◆ JOB ◆
Identify each line below that contains the word "regime", and copy it out.

Source records:
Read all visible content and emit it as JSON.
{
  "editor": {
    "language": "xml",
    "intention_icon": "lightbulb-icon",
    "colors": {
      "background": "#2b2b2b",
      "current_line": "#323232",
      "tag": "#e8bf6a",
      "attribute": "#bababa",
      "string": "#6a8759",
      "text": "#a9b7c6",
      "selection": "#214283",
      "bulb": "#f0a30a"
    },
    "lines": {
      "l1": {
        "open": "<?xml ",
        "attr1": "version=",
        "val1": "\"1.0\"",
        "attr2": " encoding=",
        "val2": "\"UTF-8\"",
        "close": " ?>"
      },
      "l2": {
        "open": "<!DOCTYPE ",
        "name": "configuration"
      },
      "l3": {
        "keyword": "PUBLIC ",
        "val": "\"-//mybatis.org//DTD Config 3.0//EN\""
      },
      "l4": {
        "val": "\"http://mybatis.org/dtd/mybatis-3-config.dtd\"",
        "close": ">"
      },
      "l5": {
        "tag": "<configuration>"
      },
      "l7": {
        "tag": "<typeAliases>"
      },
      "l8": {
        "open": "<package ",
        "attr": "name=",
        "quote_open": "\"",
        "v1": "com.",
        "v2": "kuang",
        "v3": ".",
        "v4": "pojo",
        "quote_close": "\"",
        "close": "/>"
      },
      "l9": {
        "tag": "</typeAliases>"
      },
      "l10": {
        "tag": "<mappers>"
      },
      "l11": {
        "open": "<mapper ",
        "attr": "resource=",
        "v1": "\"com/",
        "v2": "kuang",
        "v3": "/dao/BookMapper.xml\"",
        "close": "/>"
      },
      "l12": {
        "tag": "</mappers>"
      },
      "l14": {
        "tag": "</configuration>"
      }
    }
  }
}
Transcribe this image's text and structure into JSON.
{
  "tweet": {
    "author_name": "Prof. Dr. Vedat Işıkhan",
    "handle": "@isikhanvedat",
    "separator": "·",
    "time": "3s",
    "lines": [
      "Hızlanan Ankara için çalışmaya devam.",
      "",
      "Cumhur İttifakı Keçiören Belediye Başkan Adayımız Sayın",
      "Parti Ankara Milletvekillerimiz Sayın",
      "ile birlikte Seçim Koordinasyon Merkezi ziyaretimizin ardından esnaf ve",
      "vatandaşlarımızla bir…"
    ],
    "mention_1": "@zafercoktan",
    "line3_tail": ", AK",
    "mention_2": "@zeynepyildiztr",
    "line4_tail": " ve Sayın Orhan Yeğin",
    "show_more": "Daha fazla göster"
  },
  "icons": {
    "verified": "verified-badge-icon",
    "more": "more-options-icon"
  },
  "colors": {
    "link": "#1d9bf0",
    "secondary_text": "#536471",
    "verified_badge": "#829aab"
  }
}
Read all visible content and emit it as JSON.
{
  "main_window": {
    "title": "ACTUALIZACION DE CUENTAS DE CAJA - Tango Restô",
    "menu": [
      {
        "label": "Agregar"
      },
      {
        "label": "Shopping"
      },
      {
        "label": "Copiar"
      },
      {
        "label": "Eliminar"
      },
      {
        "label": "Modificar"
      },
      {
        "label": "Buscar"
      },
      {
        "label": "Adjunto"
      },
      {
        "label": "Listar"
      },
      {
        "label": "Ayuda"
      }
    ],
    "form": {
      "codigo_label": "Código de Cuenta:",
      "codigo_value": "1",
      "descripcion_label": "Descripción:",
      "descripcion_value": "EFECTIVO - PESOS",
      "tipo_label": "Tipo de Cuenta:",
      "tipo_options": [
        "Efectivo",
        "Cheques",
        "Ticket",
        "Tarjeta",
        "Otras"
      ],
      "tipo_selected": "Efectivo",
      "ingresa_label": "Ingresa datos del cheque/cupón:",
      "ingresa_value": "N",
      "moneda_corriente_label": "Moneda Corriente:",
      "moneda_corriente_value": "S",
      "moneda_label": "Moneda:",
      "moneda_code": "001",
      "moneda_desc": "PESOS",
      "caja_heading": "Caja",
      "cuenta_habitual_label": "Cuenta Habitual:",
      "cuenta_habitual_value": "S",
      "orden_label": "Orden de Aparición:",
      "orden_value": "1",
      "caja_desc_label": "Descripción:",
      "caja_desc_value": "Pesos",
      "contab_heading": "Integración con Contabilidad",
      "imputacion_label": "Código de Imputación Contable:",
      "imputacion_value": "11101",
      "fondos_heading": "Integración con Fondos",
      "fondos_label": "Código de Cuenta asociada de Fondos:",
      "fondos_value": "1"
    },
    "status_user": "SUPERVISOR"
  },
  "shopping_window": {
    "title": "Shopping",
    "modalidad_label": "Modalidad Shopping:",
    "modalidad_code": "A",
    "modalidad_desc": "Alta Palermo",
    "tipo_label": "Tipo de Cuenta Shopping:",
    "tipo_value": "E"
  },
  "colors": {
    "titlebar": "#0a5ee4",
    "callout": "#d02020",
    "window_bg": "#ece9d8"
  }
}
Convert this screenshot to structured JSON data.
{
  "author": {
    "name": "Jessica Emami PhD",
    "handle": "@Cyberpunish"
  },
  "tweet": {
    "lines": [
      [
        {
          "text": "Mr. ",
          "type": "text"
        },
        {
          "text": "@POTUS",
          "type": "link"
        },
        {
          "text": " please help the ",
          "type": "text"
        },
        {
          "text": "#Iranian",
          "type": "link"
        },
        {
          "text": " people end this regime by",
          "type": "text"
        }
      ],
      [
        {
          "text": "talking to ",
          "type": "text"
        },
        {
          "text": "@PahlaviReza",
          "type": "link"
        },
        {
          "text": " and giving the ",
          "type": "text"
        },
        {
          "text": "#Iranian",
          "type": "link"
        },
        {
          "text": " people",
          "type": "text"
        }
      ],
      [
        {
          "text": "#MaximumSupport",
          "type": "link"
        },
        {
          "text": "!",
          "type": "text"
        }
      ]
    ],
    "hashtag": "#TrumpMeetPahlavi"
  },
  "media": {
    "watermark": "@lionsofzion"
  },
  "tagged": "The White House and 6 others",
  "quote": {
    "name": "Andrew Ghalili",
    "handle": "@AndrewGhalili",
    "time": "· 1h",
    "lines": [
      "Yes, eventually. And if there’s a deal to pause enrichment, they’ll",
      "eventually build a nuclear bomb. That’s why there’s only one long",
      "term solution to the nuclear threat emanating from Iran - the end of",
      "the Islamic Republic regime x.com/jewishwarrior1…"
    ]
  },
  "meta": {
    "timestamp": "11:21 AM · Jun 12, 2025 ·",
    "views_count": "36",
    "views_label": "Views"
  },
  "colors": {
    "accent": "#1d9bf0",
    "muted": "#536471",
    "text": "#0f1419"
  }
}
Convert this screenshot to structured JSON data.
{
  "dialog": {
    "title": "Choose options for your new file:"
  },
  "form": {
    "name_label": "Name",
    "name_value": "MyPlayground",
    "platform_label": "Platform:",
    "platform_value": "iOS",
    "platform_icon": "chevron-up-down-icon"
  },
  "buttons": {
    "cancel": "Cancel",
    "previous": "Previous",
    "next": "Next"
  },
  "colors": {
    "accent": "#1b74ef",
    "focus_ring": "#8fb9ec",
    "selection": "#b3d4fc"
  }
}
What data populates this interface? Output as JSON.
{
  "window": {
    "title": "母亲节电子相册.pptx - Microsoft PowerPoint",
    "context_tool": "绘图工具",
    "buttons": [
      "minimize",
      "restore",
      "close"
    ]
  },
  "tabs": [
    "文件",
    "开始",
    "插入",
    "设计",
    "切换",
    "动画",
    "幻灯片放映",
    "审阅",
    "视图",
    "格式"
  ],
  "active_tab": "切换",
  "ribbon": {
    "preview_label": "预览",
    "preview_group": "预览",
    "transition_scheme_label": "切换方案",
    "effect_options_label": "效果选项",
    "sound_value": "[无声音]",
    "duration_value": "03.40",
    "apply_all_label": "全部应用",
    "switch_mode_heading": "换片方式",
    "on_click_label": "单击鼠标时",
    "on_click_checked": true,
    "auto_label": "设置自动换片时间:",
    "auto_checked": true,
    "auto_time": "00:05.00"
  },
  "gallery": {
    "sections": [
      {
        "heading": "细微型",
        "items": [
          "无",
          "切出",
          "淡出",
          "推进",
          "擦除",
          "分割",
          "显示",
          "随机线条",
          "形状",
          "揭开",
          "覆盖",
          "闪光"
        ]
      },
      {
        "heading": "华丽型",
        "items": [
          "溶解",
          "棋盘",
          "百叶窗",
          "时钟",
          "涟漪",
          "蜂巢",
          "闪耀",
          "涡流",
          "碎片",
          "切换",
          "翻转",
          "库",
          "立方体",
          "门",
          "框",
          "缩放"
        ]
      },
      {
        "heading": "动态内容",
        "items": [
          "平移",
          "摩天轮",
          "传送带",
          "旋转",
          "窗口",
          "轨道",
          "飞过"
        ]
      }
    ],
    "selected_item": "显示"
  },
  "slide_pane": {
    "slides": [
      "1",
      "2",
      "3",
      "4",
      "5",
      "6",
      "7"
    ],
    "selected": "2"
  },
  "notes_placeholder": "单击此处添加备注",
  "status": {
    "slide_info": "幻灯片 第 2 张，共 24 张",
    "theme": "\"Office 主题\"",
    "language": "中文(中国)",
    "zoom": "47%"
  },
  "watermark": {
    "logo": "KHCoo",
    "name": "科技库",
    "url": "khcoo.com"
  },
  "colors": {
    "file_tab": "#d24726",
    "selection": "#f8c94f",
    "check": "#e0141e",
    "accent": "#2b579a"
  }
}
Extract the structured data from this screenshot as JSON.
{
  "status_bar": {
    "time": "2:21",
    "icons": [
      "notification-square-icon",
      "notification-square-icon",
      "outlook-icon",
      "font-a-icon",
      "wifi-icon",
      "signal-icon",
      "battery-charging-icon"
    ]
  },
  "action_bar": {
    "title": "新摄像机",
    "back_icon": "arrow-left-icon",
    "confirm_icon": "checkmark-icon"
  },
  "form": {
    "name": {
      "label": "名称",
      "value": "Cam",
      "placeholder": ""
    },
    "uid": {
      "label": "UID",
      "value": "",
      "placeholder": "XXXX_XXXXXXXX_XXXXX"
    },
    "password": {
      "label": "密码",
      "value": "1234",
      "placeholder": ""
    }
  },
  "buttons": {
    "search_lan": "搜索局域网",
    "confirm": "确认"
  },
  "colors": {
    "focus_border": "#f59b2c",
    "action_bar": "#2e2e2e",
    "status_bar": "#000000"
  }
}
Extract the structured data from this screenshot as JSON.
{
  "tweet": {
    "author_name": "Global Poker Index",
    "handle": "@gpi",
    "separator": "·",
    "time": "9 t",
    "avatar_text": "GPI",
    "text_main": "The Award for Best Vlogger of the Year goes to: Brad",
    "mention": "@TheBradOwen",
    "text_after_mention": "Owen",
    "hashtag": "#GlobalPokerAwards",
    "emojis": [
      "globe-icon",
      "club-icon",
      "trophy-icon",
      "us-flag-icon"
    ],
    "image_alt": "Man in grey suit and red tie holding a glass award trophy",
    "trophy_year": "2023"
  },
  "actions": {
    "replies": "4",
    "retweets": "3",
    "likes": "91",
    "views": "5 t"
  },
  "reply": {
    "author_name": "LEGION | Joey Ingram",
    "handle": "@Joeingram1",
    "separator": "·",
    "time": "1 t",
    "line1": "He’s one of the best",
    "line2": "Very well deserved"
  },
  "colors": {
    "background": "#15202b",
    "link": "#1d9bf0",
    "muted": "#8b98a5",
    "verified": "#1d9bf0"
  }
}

◆ RESULT ◆
          "text": " people end this regime by",
      "the Islamic Republic regime x.com/jewishwarrior1…"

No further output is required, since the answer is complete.